[Entries from a dataset]

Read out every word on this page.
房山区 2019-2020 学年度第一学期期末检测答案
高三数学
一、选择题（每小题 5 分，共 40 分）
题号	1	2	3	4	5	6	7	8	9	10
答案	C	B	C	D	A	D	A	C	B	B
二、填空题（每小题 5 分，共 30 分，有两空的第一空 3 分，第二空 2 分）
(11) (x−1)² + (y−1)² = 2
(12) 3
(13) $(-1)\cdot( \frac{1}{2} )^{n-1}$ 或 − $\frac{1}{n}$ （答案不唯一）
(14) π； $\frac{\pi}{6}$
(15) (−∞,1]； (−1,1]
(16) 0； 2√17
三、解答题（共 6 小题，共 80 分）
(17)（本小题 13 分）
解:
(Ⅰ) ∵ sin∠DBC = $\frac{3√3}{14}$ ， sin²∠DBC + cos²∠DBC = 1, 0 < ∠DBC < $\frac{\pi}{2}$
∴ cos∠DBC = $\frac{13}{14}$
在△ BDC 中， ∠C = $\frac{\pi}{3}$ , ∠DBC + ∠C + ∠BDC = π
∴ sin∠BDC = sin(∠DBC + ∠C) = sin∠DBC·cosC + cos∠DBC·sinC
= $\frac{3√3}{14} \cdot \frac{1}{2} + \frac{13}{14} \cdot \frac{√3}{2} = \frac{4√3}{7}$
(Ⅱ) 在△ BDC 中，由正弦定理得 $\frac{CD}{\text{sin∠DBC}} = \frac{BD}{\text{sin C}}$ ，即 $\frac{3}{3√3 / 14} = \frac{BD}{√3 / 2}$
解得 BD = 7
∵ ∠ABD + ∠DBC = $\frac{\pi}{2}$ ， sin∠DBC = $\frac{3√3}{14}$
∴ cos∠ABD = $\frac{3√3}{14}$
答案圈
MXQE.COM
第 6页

- WRITTEN TASK:
Return the whole listing exactly.

- RESULT OF THE EXERCISE:
Read out every word on this page.
房山区 2019-2020 学年度第一学期期末检测答案
高三数学
一、选择题（每小题 5 分，共 40 分）
题号	1	2	3	4	5	6	7	8	9	10
答案	C	B	C	D	A	D	A	C	B	B
二、填空题（每小题 5 分，共 30 分，有两空的第一空 3 分，第二空 2 分）
(11) (x−1)² + (y−1)² = 2
(12) 3
(13) $(-1)\cdot( \frac{1}{2} )^{n-1}$ 或 − $\frac{1}{n}$ （答案不唯一）
(14) π； $\frac{\pi}{6}$
(15) (−∞,1]； (−1,1]
(16) 0； 2√17
三、解答题（共 6 小题，共 80 分）
(17)（本小题 13 分）
解:
(Ⅰ) ∵ sin∠DBC = $\frac{3√3}{14}$ ， sin²∠DBC + cos²∠DBC = 1, 0 < ∠DBC < $\frac{\pi}{2}$
∴ cos∠DBC = $\frac{13}{14}$
在△ BDC 中， ∠C = $\frac{\pi}{3}$ , ∠DBC + ∠C + ∠BDC = π
∴ sin∠BDC = sin(∠DBC + ∠C) = sin∠DBC·cosC + cos∠DBC·sinC
= $\frac{3√3}{14} \cdot \frac{1}{2} + \frac{13}{14} \cdot \frac{√3}{2} = \frac{4√3}{7}$
(Ⅱ) 在△ BDC 中，由正弦定理得 $\frac{CD}{\text{sin∠DBC}} = \frac{BD}{\text{sin C}}$ ，即 $\frac{3}{3√3 / 14} = \frac{BD}{√3 / 2}$
解得 BD = 7
∵ ∠ABD + ∠DBC = $\frac{\pi}{2}$ ， sin∠DBC = $\frac{3√3}{14}$
∴ cos∠ABD = $\frac{3√3}{14}$
答案圈
MXQE.COM
第 6页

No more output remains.